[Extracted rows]

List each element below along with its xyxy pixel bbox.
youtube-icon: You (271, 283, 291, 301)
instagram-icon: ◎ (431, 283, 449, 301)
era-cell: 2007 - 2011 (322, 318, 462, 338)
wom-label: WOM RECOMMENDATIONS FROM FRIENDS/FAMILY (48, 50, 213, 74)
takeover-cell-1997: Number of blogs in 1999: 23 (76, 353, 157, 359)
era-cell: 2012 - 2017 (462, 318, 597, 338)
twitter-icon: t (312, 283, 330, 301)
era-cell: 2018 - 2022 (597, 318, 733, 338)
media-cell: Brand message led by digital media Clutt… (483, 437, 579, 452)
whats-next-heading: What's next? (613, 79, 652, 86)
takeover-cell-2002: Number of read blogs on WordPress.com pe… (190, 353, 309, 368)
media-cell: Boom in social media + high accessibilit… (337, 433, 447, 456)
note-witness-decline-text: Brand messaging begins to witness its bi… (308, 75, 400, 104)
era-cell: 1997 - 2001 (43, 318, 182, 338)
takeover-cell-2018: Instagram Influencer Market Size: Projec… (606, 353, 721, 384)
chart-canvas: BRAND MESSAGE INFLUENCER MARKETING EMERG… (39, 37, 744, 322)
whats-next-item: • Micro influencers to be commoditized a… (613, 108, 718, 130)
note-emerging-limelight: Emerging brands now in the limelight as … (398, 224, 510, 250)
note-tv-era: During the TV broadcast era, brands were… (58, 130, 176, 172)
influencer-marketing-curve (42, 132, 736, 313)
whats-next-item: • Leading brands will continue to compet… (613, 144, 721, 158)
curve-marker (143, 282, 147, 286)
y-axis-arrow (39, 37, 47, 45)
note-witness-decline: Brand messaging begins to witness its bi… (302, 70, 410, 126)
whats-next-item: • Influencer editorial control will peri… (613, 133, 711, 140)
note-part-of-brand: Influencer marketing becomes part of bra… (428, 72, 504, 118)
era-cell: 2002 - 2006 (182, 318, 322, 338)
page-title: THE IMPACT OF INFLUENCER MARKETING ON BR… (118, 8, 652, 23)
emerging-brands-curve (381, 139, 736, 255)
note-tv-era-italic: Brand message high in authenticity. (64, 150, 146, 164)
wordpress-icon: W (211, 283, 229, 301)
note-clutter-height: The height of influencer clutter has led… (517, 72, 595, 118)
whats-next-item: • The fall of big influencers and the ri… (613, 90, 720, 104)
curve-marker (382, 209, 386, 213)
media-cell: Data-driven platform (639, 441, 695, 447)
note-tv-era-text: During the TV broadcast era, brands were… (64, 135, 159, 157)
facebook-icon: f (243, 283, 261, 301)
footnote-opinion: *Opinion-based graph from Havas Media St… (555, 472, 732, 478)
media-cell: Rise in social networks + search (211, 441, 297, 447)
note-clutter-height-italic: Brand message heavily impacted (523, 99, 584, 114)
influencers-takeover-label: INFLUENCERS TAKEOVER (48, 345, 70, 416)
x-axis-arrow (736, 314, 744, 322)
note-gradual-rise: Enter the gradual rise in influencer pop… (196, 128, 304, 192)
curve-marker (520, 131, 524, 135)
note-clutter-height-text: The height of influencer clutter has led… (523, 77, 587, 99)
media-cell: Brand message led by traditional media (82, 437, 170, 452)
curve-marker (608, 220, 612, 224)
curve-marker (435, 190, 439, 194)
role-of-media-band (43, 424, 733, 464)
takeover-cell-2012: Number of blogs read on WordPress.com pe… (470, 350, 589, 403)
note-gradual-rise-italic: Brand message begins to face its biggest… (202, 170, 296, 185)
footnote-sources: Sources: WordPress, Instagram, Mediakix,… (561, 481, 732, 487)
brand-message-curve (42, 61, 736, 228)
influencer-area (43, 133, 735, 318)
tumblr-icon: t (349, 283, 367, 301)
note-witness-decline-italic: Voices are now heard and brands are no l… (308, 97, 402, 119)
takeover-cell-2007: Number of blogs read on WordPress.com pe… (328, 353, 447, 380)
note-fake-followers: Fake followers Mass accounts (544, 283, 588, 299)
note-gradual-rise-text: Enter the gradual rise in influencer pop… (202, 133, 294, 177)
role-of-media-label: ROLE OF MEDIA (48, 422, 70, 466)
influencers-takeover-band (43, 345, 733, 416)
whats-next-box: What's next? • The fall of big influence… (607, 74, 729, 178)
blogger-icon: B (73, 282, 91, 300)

What is required: Substitute "era-cell" with "period-cell" in the rows from the first one through the line containing "whats-next-heading: What's next?", leaving everything else unchanged, and output only those rows.

Response to the task:
List each element below along with its xyxy pixel bbox.
youtube-icon: You (271, 283, 291, 301)
instagram-icon: ◎ (431, 283, 449, 301)
period-cell: 2007 - 2011 (322, 318, 462, 338)
wom-label: WOM RECOMMENDATIONS FROM FRIENDS/FAMILY (48, 50, 213, 74)
takeover-cell-1997: Number of blogs in 1999: 23 (76, 353, 157, 359)
period-cell: 2012 - 2017 (462, 318, 597, 338)
twitter-icon: t (312, 283, 330, 301)
period-cell: 2018 - 2022 (597, 318, 733, 338)
media-cell: Brand message led by digital media Clutt… (483, 437, 579, 452)
whats-next-heading: What's next? (613, 79, 652, 86)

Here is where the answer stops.